■ Records for the exercise
>>
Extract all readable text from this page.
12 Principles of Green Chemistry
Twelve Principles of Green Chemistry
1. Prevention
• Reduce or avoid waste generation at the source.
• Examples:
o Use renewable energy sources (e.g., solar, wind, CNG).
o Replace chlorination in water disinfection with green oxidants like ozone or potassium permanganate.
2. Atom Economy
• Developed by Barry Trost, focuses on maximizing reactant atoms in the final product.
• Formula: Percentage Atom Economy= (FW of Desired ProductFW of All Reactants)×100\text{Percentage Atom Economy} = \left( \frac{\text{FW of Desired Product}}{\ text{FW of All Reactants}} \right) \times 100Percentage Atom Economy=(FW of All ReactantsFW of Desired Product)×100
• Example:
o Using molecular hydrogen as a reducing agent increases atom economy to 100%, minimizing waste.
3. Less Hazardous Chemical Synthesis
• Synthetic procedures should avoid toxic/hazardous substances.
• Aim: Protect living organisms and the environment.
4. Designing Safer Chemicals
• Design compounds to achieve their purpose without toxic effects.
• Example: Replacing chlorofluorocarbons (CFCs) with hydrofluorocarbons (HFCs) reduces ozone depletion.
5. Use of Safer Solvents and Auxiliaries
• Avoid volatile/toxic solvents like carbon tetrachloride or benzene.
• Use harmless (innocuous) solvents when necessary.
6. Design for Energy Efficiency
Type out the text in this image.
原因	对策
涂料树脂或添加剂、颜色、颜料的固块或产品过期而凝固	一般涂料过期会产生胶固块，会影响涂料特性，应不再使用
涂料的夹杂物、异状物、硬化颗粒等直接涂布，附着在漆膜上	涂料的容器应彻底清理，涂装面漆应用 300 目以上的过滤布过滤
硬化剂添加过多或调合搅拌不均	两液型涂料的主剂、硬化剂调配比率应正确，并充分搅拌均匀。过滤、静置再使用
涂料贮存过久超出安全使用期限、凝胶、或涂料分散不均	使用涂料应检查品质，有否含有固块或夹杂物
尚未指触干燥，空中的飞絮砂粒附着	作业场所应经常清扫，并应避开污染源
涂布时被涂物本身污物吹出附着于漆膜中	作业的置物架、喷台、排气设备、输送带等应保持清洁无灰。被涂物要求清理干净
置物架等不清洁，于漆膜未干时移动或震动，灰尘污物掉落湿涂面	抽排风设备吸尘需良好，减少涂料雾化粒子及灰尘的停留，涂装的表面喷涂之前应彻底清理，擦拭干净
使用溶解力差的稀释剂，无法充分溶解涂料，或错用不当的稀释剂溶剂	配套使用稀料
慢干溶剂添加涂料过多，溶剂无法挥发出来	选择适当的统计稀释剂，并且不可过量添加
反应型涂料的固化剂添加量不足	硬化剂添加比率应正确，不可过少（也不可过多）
<<
■ Direction
Return the listing above in full, character for character.

■ Output for this exercise
Extract all readable text from this page.
12 Principles of Green Chemistry
Twelve Principles of Green Chemistry
1. Prevention
• Reduce or avoid waste generation at the source.
• Examples:
o Use renewable energy sources (e.g., solar, wind, CNG).
o Replace chlorination in water disinfection with green oxidants like ozone or potassium permanganate.
2. Atom Economy
• Developed by Barry Trost, focuses on maximizing reactant atoms in the final product.
• Formula: Percentage Atom Economy= (FW of Desired ProductFW of All Reactants)×100\text{Percentage Atom Economy} = \left( \frac{\text{FW of Desired Product}}{\ text{FW of All Reactants}} \right) \times 100Percentage Atom Economy=(FW of All ReactantsFW of Desired Product)×100
• Example:
o Using molecular hydrogen as a reducing agent increases atom economy to 100%, minimizing waste.
3. Less Hazardous Chemical Synthesis
• Synthetic procedures should avoid toxic/hazardous substances.
• Aim: Protect living organisms and the environment.
4. Designing Safer Chemicals
• Design compounds to achieve their purpose without toxic effects.
• Example: Replacing chlorofluorocarbons (CFCs) with hydrofluorocarbons (HFCs) reduces ozone depletion.
5. Use of Safer Solvents and Auxiliaries
• Avoid volatile/toxic solvents like carbon tetrachloride or benzene.
• Use harmless (innocuous) solvents when necessary.
6. Design for Energy Efficiency
Type out the text in this image.
原因	对策
涂料树脂或添加剂、颜色、颜料的固块或产品过期而凝固	一般涂料过期会产生胶固块，会影响涂料特性，应不再使用
涂料的夹杂物、异状物、硬化颗粒等直接涂布，附着在漆膜上	涂料的容器应彻底清理，涂装面漆应用 300 目以上的过滤布过滤
硬化剂添加过多或调合搅拌不均	两液型涂料的主剂、硬化剂调配比率应正确，并充分搅拌均匀。过滤、静置再使用
涂料贮存过久超出安全使用期限、凝胶、或涂料分散不均	使用涂料应检查品质，有否含有固块或夹杂物
尚未指触干燥，空中的飞絮砂粒附着	作业场所应经常清扫，并应避开污染源
涂布时被涂物本身污物吹出附着于漆膜中	作业的置物架、喷台、排气设备、输送带等应保持清洁无灰。被涂物要求清理干净
置物架等不清洁，于漆膜未干时移动或震动，灰尘污物掉落湿涂面	抽排风设备吸尘需良好，减少涂料雾化粒子及灰尘的停留，涂装的表面喷涂之前应彻底清理，擦拭干净
使用溶解力差的稀释剂，无法充分溶解涂料，或错用不当的稀释剂溶剂	配套使用稀料
慢干溶剂添加涂料过多，溶剂无法挥发出来	选择适当的统计稀释剂，并且不可过量添加
反应型涂料的固化剂添加量不足	硬化剂添加比率应正确，不可过少（也不可过多）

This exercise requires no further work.